:: Task to complete ::
Answer with one number: how many lines hold the string "absolute".

:: Given data ::
##########

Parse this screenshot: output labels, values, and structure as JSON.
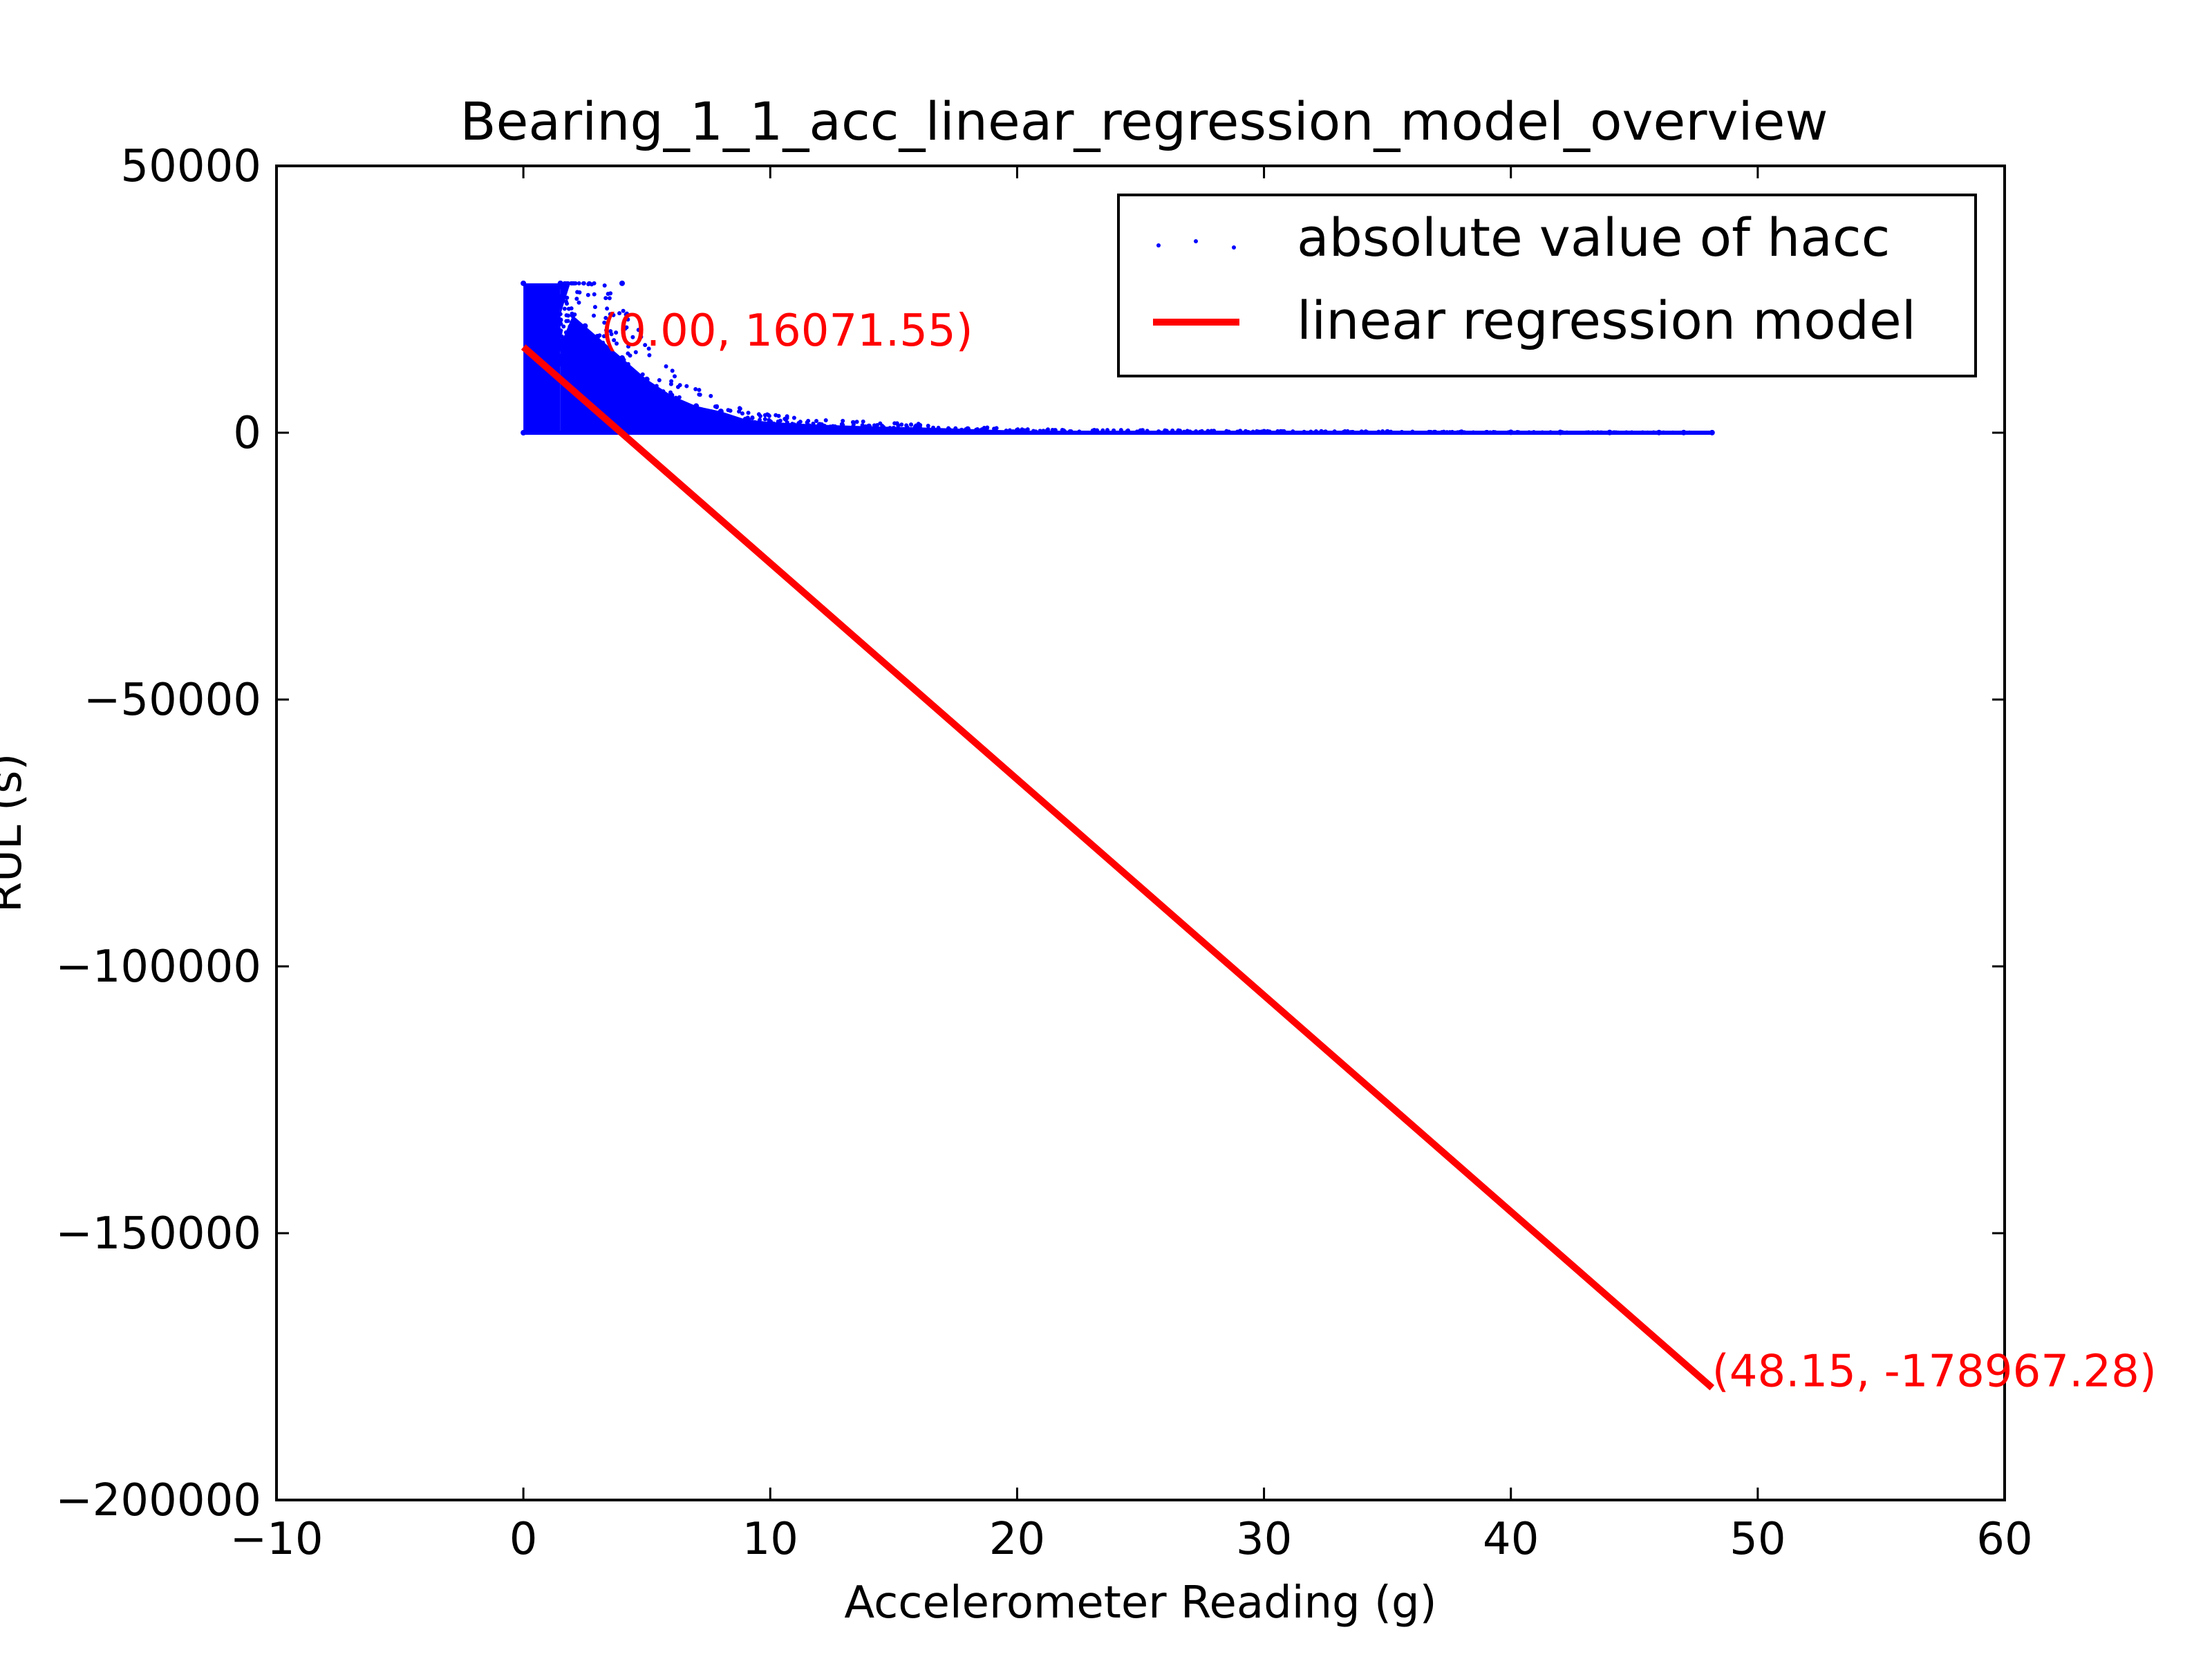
{
  "chart_data": {
    "type": "scatter",
    "title": "Bearing_1_1_acc_linear_regression_model_overview",
    "xlabel": "Accelerometer Reading (g)",
    "ylabel": "RUL (s)",
    "xlim": [
      -10,
      60
    ],
    "ylim": [
      -200000,
      50000
    ],
    "xticks": [
      -10,
      0,
      10,
      20,
      30,
      40,
      50,
      60
    ],
    "yticks": [
      50000,
      0,
      -50000,
      -100000,
      -150000,
      -200000
    ],
    "xtick_labels": [
      "−10",
      "0",
      "10",
      "20",
      "30",
      "40",
      "50",
      "60"
    ],
    "ytick_labels": [
      "50000",
      "0",
      "−50000",
      "−100000",
      "−150000",
      "−200000"
    ],
    "grid": false,
    "legend": {
      "placement": "top-right",
      "entries": [
        "absolute value of hacc",
        "linear regression model"
      ]
    },
    "colors": {
      "scatter": "#0000ff",
      "regression": "#ff0000",
      "annotation": "#ff0000"
    },
    "series": [
      {
        "name": "absolute value of hacc",
        "kind": "scatter",
        "points": [
          {
            "x": 0.0,
            "y": 28000
          },
          {
            "x": 1.5,
            "y": 28000
          },
          {
            "x": 4.0,
            "y": 28000
          },
          {
            "x": 0.0,
            "y": 0
          },
          {
            "x": 2.0,
            "y": 22000
          },
          {
            "x": 2.5,
            "y": 20000
          },
          {
            "x": 3.0,
            "y": 18000
          },
          {
            "x": 4.0,
            "y": 14000
          },
          {
            "x": 5.0,
            "y": 10000
          },
          {
            "x": 6.0,
            "y": 7000
          },
          {
            "x": 7.0,
            "y": 5000
          },
          {
            "x": 8.0,
            "y": 4000
          },
          {
            "x": 9.0,
            "y": 2500
          },
          {
            "x": 10.0,
            "y": 2000
          },
          {
            "x": 12.0,
            "y": 1500
          },
          {
            "x": 14.0,
            "y": 1200
          },
          {
            "x": 16.0,
            "y": 1000
          },
          {
            "x": 18.0,
            "y": 700
          },
          {
            "x": 20.0,
            "y": 400
          },
          {
            "x": 25.0,
            "y": 300
          },
          {
            "x": 30.0,
            "y": 200
          },
          {
            "x": 35.0,
            "y": 150
          },
          {
            "x": 38.0,
            "y": 100
          },
          {
            "x": 40.0,
            "y": 80
          },
          {
            "x": 42.0,
            "y": 60
          },
          {
            "x": 44.0,
            "y": 50
          },
          {
            "x": 46.0,
            "y": 40
          },
          {
            "x": 47.0,
            "y": 30
          },
          {
            "x": 48.15,
            "y": 20
          }
        ]
      },
      {
        "name": "linear regression model",
        "kind": "line",
        "x": [
          0.0,
          48.15
        ],
        "y": [
          16071.55,
          -178967.28
        ]
      }
    ],
    "annotations": [
      {
        "text": "(0.00, 16071.55)",
        "x": 0.0,
        "y": 16071.55
      },
      {
        "text": "(48.15, -178967.28)",
        "x": 48.15,
        "y": -178967.28
      }
    ]
  }
}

##########

:: Answer to the task ::
2